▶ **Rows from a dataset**
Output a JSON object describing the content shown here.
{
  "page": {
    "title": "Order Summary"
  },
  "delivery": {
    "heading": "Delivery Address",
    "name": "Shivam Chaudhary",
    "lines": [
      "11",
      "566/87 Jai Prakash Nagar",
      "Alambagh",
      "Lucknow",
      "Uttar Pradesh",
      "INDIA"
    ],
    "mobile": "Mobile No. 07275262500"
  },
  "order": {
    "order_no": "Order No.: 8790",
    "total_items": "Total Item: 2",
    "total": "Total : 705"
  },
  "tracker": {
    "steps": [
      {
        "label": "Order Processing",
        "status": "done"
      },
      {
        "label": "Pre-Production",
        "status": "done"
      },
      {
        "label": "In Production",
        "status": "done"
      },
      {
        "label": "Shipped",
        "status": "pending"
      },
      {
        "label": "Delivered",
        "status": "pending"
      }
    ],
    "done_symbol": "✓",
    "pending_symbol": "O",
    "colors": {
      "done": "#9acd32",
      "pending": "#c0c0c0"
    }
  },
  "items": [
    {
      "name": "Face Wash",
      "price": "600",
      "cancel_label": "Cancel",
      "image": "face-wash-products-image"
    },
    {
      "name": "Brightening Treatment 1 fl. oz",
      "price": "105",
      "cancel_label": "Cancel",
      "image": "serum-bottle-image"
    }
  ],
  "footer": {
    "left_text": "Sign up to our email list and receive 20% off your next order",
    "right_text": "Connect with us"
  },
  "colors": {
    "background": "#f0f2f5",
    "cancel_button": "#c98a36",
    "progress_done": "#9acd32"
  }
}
--
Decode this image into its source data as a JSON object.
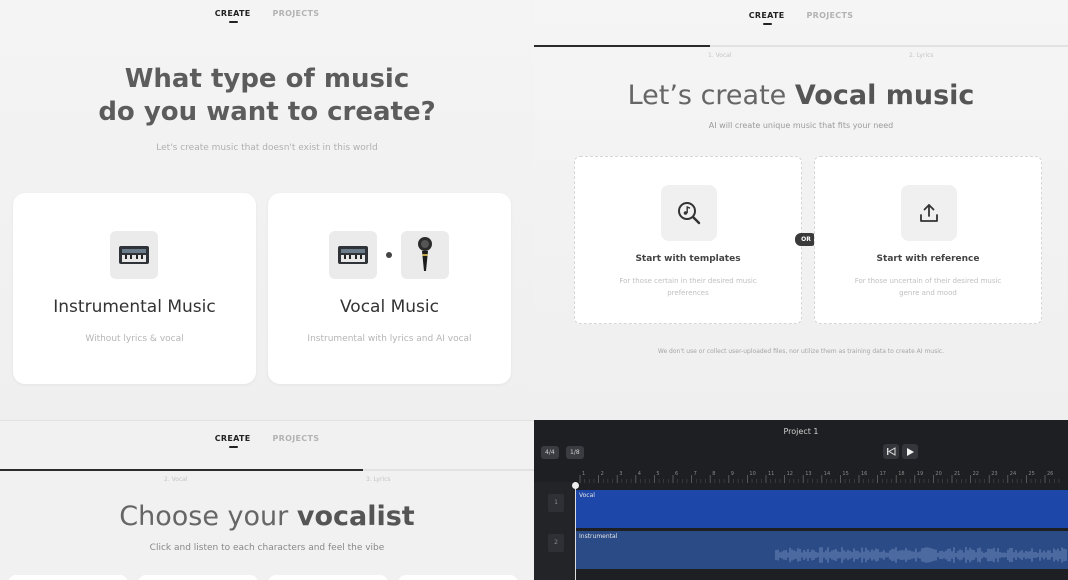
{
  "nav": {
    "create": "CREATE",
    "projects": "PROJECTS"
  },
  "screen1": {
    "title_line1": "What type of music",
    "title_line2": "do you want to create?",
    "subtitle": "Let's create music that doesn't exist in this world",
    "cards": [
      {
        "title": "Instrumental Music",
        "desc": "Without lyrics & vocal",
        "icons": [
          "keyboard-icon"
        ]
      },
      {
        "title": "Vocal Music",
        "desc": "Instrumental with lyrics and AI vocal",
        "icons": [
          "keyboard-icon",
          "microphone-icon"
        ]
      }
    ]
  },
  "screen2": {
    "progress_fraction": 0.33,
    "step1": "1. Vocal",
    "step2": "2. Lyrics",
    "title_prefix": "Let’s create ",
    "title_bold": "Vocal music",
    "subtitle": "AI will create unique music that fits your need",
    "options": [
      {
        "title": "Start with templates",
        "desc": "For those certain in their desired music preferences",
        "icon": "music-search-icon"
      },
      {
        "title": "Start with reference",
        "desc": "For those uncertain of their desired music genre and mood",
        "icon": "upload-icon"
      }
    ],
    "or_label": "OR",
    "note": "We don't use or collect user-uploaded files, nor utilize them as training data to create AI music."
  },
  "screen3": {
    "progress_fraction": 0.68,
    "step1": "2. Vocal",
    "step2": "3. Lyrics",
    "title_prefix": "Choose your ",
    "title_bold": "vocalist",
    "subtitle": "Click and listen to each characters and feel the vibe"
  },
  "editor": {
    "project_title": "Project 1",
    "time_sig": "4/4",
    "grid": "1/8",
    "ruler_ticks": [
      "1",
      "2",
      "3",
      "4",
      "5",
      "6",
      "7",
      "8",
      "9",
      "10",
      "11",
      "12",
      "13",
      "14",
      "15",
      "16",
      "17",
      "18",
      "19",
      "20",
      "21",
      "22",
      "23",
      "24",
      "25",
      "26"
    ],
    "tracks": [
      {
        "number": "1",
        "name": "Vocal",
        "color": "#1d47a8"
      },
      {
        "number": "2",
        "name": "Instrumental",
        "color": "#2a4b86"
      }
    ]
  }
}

▶ **WHAT THE TASK ASKS**
Give only the number of lines in the listing above that include the string "desired".

▶ **THE RESULT**
2